• DESCRIPTION OF THE TASK
Can you give back everything from the line containing "Find all labels, buttons, inputs, and" down to the line containing "Bar (248, 410, 292, 423)", both included, swapping "Bar" for "Column" and leaving all else unchanged, with no other lines?

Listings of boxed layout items
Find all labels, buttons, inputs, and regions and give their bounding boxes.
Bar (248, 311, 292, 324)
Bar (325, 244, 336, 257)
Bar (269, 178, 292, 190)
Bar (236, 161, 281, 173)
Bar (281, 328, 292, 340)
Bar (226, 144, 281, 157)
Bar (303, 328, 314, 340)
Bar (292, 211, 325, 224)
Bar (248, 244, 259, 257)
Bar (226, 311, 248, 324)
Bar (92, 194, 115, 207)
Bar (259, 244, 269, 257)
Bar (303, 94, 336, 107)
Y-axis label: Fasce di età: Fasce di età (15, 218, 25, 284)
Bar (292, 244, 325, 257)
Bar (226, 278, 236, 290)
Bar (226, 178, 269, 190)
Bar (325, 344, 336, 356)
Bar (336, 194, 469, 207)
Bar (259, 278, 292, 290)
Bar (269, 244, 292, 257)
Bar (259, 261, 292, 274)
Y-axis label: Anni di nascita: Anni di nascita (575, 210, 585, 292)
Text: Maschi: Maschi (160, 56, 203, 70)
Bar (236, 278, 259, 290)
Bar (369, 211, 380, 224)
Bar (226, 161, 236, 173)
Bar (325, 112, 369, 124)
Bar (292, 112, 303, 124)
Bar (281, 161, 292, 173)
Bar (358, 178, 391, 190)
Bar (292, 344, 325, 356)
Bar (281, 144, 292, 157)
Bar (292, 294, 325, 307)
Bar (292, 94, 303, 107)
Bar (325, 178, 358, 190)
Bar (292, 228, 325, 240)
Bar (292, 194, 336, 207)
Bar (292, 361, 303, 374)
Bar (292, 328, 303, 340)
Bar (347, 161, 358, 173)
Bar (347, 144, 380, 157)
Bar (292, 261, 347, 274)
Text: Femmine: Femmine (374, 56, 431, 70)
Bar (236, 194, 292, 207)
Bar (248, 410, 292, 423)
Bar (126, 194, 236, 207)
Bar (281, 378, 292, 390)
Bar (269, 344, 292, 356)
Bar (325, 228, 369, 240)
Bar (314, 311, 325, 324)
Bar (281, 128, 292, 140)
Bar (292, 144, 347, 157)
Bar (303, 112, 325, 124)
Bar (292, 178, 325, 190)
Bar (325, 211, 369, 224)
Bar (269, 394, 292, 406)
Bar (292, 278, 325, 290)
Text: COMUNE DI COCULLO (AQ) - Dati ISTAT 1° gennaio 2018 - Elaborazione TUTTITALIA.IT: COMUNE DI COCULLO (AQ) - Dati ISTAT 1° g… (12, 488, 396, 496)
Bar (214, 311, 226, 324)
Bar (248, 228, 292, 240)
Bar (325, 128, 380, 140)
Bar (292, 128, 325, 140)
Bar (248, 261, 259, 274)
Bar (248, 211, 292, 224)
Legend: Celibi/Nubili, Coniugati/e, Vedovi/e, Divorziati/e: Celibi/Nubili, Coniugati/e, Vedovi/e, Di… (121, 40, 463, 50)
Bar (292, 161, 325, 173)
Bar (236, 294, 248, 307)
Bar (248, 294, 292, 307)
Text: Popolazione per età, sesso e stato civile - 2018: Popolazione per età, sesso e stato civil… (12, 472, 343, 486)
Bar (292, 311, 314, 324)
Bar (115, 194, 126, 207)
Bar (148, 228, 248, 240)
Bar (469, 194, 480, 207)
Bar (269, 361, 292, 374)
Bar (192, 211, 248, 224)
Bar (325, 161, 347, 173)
---
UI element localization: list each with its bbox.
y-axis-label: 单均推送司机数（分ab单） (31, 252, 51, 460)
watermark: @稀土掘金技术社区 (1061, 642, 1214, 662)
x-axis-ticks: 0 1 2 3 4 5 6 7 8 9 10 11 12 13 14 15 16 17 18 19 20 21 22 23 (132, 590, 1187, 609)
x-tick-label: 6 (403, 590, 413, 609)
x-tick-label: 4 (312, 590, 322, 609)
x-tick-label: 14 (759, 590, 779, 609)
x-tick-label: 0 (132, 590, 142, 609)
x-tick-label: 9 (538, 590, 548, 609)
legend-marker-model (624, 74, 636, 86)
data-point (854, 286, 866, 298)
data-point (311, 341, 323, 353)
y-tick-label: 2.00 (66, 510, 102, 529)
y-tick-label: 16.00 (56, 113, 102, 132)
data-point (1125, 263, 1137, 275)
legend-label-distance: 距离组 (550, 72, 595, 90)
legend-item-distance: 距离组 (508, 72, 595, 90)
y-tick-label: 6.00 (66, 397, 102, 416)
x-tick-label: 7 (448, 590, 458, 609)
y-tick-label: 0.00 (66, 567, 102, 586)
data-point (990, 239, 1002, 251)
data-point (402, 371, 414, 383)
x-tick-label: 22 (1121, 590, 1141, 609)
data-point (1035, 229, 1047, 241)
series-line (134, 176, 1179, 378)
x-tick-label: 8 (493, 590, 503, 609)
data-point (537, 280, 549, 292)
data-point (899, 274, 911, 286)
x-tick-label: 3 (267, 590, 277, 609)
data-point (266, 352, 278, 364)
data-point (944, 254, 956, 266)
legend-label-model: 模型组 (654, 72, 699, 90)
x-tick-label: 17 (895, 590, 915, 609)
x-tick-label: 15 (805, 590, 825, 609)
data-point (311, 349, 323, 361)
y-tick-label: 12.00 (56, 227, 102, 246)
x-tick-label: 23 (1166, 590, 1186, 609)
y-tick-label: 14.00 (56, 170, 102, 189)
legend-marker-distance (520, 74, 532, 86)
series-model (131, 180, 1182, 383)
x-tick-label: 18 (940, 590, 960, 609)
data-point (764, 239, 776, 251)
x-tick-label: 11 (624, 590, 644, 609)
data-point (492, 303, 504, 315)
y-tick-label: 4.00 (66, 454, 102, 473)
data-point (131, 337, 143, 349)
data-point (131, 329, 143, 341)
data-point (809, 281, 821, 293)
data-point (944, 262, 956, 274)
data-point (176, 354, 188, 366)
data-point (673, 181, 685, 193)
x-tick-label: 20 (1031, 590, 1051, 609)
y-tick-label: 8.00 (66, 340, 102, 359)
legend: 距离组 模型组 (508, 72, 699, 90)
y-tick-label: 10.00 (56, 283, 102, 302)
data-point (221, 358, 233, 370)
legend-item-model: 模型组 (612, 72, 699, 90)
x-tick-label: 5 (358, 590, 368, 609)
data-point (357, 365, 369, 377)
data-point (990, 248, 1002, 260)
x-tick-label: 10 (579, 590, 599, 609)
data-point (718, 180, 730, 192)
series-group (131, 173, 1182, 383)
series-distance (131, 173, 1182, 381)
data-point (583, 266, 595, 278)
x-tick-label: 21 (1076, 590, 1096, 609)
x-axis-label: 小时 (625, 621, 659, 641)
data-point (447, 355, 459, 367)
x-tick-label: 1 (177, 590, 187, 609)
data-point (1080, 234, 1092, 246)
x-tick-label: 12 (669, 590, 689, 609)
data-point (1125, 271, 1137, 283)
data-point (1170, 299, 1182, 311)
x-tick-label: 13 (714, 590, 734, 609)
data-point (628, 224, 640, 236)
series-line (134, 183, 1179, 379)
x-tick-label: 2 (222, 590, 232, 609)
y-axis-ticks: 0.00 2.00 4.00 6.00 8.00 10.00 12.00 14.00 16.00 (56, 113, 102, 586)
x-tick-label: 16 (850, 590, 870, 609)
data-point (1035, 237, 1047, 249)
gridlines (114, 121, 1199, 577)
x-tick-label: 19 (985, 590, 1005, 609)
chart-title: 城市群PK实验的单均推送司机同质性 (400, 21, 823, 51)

• RESPONSE TO THE TASK
Find all labels, buttons, inputs, and regions and give their bounding boxes.
Column (248, 311, 292, 324)
Column (325, 244, 336, 257)
Column (269, 178, 292, 190)
Column (236, 161, 281, 173)
Column (281, 328, 292, 340)
Column (226, 144, 281, 157)
Column (303, 328, 314, 340)
Column (292, 211, 325, 224)
Column (248, 244, 259, 257)
Column (226, 311, 248, 324)
Column (92, 194, 115, 207)
Column (259, 244, 269, 257)
Column (303, 94, 336, 107)
Y-axis label: Fasce di età: Fasce di età (15, 218, 25, 284)
Column (292, 244, 325, 257)
Column (226, 278, 236, 290)
Column (226, 178, 269, 190)
Column (325, 344, 336, 356)
Column (336, 194, 469, 207)
Column (259, 278, 292, 290)
Column (269, 244, 292, 257)
Column (259, 261, 292, 274)
Y-axis label: Anni di nascita: Anni di nascita (575, 210, 585, 292)
Text: Maschi: Maschi (160, 56, 203, 70)
Column (236, 278, 259, 290)
Column (369, 211, 380, 224)
Column (226, 161, 236, 173)
Column (325, 112, 369, 124)
Column (292, 112, 303, 124)
Column (281, 161, 292, 173)
Column (358, 178, 391, 190)
Column (292, 344, 325, 356)
Column (281, 144, 292, 157)
Column (292, 294, 325, 307)
Column (292, 94, 303, 107)
Column (325, 178, 358, 190)
Column (292, 228, 325, 240)
Column (292, 194, 336, 207)
Column (292, 361, 303, 374)
Column (292, 328, 303, 340)
Column (347, 161, 358, 173)
Column (347, 144, 380, 157)
Column (292, 261, 347, 274)
Text: Femmine: Femmine (374, 56, 431, 70)
Column (236, 194, 292, 207)
Column (248, 410, 292, 423)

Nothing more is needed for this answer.